[Dataset records]

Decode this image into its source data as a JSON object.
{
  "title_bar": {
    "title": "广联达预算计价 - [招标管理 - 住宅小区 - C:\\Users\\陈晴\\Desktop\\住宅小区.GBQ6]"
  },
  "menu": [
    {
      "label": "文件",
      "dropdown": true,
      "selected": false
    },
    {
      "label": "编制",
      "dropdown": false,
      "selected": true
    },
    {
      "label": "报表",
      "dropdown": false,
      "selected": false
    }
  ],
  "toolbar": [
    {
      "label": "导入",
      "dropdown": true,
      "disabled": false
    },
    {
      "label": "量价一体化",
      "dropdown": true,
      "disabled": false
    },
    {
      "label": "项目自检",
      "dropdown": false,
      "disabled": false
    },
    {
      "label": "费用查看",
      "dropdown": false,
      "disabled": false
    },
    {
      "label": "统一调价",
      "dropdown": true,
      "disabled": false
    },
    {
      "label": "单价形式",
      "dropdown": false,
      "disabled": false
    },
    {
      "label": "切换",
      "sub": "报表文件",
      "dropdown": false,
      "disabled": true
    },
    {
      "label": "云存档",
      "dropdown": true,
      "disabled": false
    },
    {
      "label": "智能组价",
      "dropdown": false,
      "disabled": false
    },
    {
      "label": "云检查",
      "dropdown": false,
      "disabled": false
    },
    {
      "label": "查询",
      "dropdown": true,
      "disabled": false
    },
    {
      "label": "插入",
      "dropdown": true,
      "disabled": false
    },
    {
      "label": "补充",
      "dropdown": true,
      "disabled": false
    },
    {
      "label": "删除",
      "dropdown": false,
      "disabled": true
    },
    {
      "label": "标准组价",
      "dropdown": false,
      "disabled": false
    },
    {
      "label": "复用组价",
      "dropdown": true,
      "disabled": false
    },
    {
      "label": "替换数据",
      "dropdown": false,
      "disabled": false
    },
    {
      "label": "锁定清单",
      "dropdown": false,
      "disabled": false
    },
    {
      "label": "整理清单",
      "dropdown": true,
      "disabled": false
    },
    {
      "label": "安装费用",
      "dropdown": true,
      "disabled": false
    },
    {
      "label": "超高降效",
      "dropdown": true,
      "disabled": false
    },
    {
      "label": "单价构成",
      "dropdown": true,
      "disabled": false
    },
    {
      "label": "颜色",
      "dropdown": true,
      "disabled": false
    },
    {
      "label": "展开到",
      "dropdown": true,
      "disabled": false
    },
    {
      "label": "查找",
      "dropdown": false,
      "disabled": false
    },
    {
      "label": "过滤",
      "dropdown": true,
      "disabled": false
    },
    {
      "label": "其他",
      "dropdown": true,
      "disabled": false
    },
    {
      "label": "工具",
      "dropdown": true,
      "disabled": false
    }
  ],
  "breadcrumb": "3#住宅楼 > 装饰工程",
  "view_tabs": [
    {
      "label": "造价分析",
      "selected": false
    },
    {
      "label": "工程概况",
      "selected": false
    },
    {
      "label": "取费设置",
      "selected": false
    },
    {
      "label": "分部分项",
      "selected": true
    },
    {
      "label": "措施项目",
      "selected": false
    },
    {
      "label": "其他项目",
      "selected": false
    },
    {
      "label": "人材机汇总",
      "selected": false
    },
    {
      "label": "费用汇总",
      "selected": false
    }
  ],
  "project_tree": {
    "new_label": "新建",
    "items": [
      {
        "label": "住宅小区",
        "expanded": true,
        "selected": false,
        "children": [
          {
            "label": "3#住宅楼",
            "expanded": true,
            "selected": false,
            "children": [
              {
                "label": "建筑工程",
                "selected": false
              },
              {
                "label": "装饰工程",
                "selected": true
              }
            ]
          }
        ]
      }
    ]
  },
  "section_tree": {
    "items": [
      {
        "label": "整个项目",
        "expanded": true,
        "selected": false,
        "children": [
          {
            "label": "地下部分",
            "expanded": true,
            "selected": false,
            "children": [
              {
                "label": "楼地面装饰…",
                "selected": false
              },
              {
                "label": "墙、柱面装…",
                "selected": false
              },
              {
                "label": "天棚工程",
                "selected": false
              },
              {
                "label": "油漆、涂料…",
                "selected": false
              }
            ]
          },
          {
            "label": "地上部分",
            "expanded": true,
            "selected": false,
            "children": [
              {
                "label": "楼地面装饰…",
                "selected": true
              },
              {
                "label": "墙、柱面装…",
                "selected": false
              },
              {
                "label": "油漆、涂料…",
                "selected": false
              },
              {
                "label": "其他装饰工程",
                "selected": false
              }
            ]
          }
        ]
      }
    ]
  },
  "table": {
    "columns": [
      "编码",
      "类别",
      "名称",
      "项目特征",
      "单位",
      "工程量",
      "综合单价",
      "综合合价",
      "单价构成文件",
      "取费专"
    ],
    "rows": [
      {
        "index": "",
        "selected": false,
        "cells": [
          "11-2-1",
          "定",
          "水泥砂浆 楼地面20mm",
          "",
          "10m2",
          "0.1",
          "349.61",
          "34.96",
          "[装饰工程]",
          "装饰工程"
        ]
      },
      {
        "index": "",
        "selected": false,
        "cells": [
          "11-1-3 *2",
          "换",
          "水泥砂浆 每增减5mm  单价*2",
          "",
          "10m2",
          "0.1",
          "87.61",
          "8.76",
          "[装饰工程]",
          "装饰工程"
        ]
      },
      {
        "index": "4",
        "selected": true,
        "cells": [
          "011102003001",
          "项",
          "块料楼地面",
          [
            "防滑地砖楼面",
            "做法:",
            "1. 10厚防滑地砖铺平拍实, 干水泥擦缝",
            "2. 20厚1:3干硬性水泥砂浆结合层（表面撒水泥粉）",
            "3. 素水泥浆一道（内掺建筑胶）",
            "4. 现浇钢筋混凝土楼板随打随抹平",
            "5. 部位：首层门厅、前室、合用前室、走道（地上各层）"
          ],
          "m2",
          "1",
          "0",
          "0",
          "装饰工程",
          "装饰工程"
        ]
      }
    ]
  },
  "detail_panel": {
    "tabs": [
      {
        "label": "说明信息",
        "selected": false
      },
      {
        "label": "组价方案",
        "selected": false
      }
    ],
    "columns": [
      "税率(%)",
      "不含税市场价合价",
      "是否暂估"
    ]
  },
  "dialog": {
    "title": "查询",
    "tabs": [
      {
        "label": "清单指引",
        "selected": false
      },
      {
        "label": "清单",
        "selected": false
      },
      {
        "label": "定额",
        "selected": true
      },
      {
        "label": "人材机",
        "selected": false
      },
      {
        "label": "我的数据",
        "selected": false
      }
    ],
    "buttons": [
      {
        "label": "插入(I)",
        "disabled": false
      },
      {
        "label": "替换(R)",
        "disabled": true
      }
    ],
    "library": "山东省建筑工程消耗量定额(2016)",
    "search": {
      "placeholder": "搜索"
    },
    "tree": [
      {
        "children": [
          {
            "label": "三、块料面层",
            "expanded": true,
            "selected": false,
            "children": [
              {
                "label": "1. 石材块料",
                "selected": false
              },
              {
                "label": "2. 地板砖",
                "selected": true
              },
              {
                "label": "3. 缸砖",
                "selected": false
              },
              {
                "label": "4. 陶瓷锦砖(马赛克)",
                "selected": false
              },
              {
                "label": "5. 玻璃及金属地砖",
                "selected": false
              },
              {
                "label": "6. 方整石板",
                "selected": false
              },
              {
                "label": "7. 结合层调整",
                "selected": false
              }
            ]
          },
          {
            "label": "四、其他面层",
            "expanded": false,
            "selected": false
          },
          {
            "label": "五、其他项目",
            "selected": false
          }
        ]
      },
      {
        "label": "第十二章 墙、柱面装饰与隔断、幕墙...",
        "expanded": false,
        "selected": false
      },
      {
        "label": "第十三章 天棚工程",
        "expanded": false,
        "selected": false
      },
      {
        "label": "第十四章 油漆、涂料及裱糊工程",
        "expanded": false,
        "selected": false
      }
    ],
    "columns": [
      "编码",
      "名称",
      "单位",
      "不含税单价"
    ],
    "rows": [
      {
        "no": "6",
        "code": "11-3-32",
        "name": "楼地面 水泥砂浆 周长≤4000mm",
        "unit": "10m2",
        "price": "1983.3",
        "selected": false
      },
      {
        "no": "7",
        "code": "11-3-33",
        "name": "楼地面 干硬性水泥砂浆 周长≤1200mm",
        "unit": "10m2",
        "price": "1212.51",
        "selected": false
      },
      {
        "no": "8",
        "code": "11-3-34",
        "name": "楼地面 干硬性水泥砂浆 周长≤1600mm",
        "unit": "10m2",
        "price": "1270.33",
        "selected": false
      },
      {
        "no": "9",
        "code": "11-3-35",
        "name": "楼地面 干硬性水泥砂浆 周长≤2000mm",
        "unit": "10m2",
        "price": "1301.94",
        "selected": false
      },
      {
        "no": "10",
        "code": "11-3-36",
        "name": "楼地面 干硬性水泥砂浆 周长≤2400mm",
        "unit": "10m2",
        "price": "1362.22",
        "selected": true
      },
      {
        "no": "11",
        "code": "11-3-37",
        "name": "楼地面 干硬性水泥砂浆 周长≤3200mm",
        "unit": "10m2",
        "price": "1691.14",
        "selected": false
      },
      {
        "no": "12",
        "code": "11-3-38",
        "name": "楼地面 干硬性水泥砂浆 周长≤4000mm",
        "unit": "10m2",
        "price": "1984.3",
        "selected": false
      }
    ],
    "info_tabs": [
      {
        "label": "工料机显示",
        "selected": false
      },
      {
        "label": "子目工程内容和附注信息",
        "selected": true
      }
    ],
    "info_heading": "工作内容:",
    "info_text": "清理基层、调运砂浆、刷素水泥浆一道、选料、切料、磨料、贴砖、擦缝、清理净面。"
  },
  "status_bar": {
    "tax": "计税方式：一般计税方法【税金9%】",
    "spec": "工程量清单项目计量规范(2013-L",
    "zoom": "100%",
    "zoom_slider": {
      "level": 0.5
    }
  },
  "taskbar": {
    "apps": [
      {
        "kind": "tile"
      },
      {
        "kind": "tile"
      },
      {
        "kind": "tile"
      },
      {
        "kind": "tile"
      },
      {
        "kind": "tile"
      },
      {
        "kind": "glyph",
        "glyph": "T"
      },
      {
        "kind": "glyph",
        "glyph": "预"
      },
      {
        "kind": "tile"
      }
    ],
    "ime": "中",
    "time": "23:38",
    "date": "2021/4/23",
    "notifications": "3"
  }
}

• _Work instructions_
Answer only with how many lines in the records include "name".

• _Expected answer_
7